* Begin *

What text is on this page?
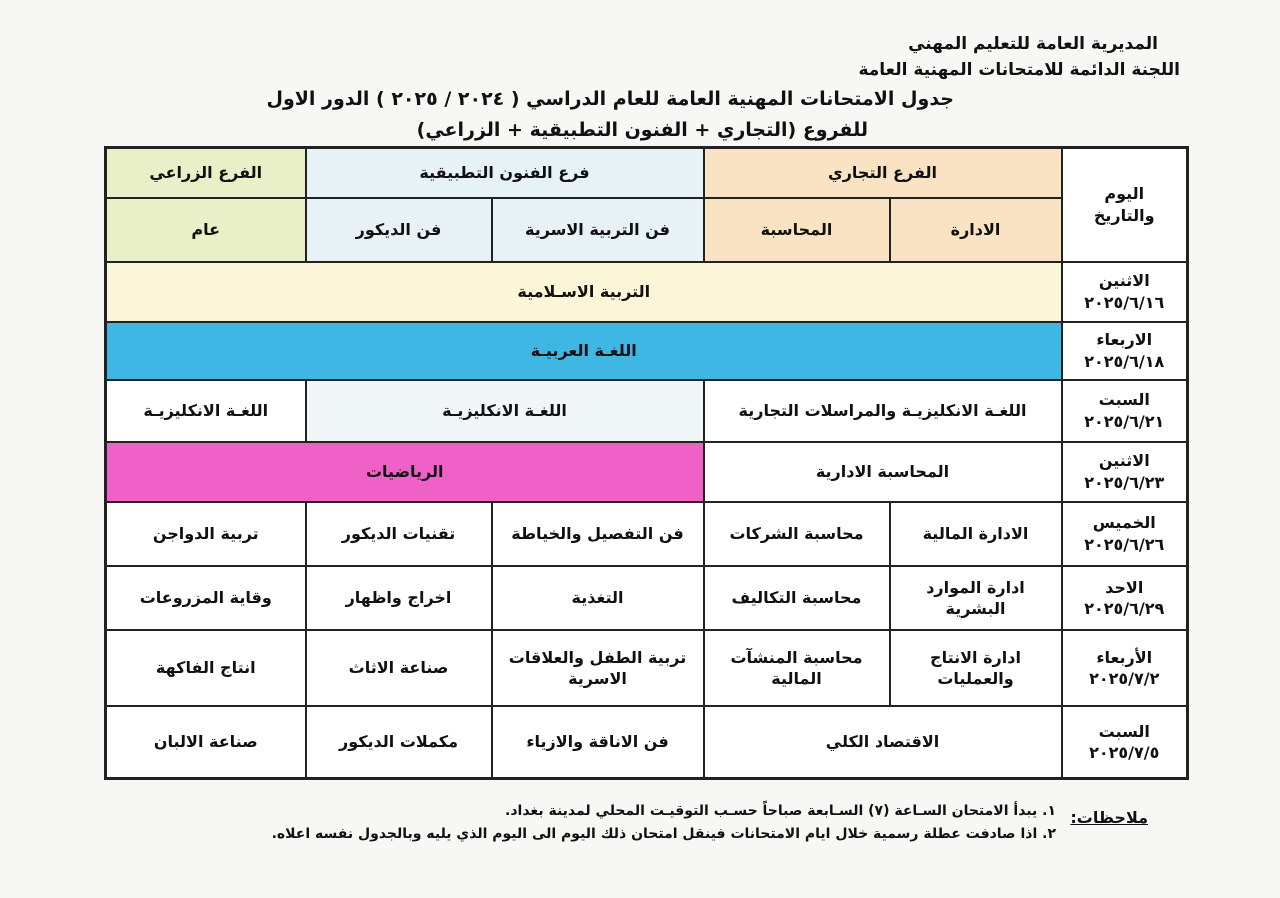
المديرية العامة للتعليم المهني
اللجنة الدائمة للامتحانات المهنية العامة
جدول الامتحانات المهنية العامة للعام الدراسي ( ٢٠٢٤ / ٢٠٢٥ ) الدور الاول
للفروع (التجاري + الفنون التطبيقية + الزراعي)
اليوم
والتاريخ	الفرع التجاري		فرع الفنون التطبيقية		الفرع الزراعي
	الادارة	المحاسبة	فن التربية الاسرية	فن الديكور	عام

الاثنين
٢٠٢٥/٦/١٦	التربية الاسـلامية				

الاربعاء
٢٠٢٥/٦/١٨	اللغـة العربيـة				

السبت
٢٠٢٥/٦/٢١	اللغـة الانكليزيـة والمراسلات التجارية		اللغـة الانكليزيـة		اللغـة الانكليزيـة

الاثنين
٢٠٢٥/٦/٢٣	المحاسبة الادارية		الرياضيات		

الخميس
٢٠٢٥/٦/٢٦	الادارة المالية	محاسبة الشركات	فن التفصيل والخياطة	تقنيات الديكور	تربية الدواجن

الاحد
٢٠٢٥/٦/٢٩	ادارة الموارد البشرية	محاسبة التكاليف	التغذية	اخراج واظهار	وقاية المزروعات

الأربعاء
٢٠٢٥/٧/٢	ادارة الانتاج والعمليات	محاسبة المنشآت المالية	تربية الطفل والعلاقات الاسرية	صناعة الاثاث	انتاج الفاكهة

السبت
٢٠٢٥/٧/٥	الاقتصاد الكلي		فن الاناقة والازياء	مكملات الديكور	صناعة الالبان
ملاحظات:
١. يبدأ الامتحان السـاعة (٧) السـابعة صباحاً حسـب التوقيـت المحلي لمدينة بغداد.
٢. اذا صادفت عطلة رسمية خلال ايام الامتحانات فينقل امتحان ذلك اليوم الى اليوم الذي يليه وبالجدول نفسه اعلاه.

* End *

▶ [TASK STATEMENT] Return the whole listing, word for word, and leave out every picture.

▶ [OUTPUT FOR THIS EXERCISE]
What text is on this page?
المديرية العامة للتعليم المهني
اللجنة الدائمة للامتحانات المهنية العامة
جدول الامتحانات المهنية العامة للعام الدراسي ( ٢٠٢٤ / ٢٠٢٥ ) الدور الاول
للفروع (التجاري + الفنون التطبيقية + الزراعي)
اليوم
والتاريخ	الفرع التجاري		فرع الفنون التطبيقية		الفرع الزراعي
	الادارة	المحاسبة	فن التربية الاسرية	فن الديكور	عام

الاثنين
٢٠٢٥/٦/١٦	التربية الاسـلامية				

الاربعاء
٢٠٢٥/٦/١٨	اللغـة العربيـة				

السبت
٢٠٢٥/٦/٢١	اللغـة الانكليزيـة والمراسلات التجارية		اللغـة الانكليزيـة		اللغـة الانكليزيـة

الاثنين
٢٠٢٥/٦/٢٣	المحاسبة الادارية		الرياضيات		

الخميس
٢٠٢٥/٦/٢٦	الادارة المالية	محاسبة الشركات	فن التفصيل والخياطة	تقنيات الديكور	تربية الدواجن

الاحد
٢٠٢٥/٦/٢٩	ادارة الموارد البشرية	محاسبة التكاليف	التغذية	اخراج واظهار	وقاية المزروعات

الأربعاء
٢٠٢٥/٧/٢	ادارة الانتاج والعمليات	محاسبة المنشآت المالية	تربية الطفل والعلاقات الاسرية	صناعة الاثاث	انتاج الفاكهة

السبت
٢٠٢٥/٧/٥	الاقتصاد الكلي		فن الاناقة والازياء	مكملات الديكور	صناعة الالبان
ملاحظات:
١. يبدأ الامتحان السـاعة (٧) السـابعة صباحاً حسـب التوقيـت المحلي لمدينة بغداد.
٢. اذا صادفت عطلة رسمية خلال ايام الامتحانات فينقل امتحان ذلك اليوم الى اليوم الذي يليه وبالجدول نفسه اعلاه.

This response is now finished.